=== Data provided ===
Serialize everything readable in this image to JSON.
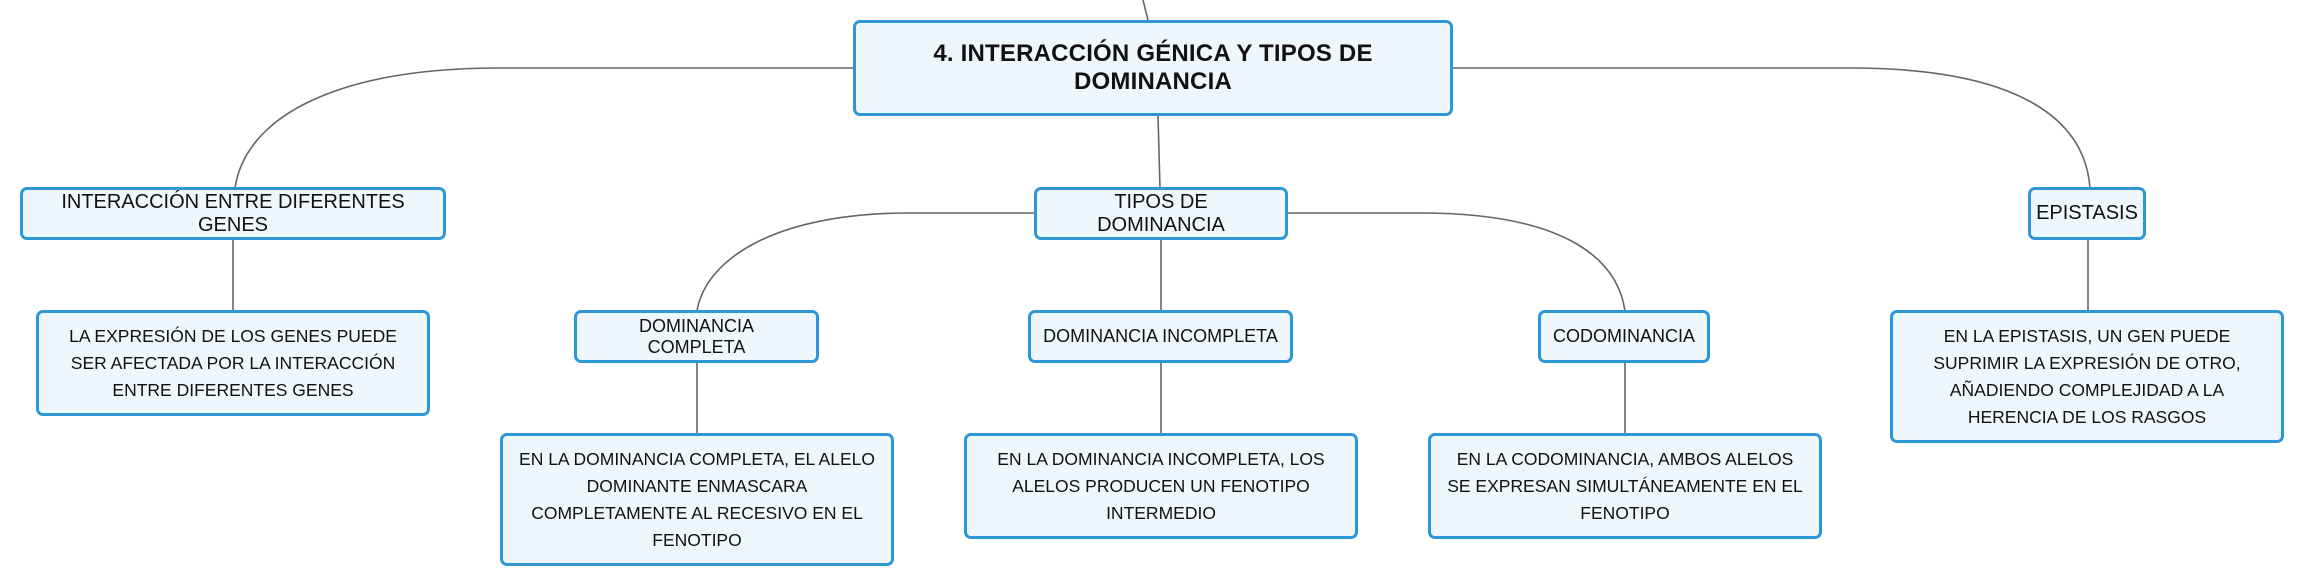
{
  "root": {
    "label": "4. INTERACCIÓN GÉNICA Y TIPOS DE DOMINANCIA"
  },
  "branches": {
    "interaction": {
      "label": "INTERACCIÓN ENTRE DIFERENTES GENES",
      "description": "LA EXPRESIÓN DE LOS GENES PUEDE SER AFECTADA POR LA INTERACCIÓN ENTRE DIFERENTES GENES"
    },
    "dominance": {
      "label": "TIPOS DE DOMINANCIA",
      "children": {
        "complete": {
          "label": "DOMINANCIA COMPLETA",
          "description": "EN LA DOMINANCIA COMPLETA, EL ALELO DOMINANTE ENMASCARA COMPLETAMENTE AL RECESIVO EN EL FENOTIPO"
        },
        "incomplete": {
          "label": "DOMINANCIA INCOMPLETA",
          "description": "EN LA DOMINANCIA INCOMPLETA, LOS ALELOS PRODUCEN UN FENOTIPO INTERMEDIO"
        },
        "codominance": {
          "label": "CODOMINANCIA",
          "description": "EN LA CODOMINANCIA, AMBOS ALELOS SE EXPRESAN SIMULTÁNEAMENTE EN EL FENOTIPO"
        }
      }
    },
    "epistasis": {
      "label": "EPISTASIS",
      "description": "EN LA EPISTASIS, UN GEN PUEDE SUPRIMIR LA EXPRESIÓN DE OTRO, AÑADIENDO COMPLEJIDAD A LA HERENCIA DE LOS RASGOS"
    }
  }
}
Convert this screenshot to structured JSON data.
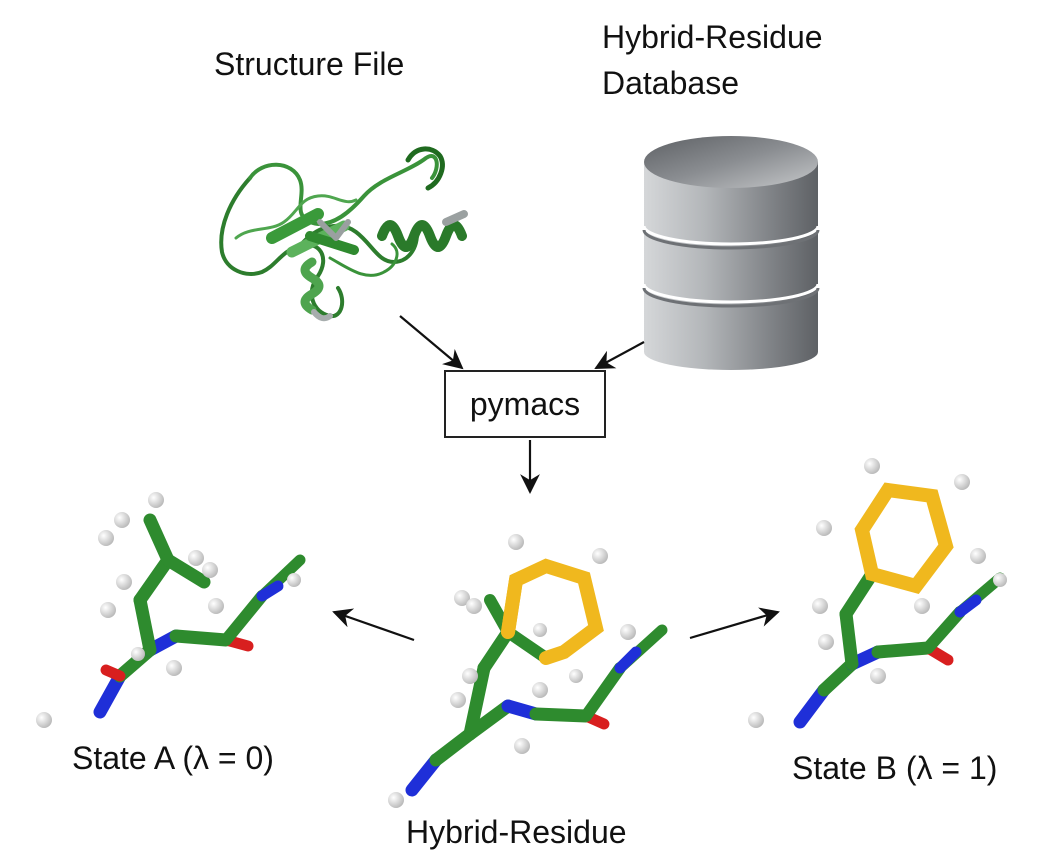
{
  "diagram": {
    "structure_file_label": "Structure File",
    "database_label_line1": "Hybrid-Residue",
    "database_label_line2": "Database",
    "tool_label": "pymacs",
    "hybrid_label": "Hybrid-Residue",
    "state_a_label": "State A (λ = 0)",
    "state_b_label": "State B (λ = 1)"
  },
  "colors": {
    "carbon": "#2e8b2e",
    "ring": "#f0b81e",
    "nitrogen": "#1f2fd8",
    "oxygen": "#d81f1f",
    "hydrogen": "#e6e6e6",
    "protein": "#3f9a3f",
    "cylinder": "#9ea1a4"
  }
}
===
_Task brief:_ List every line above that holds the word "TIPOS".

_Result for this task:_
    "label": "4. INTERACCIÓN GÉNICA Y TIPOS DE DOMINANCIA"
      "label": "TIPOS DE DOMINANCIA",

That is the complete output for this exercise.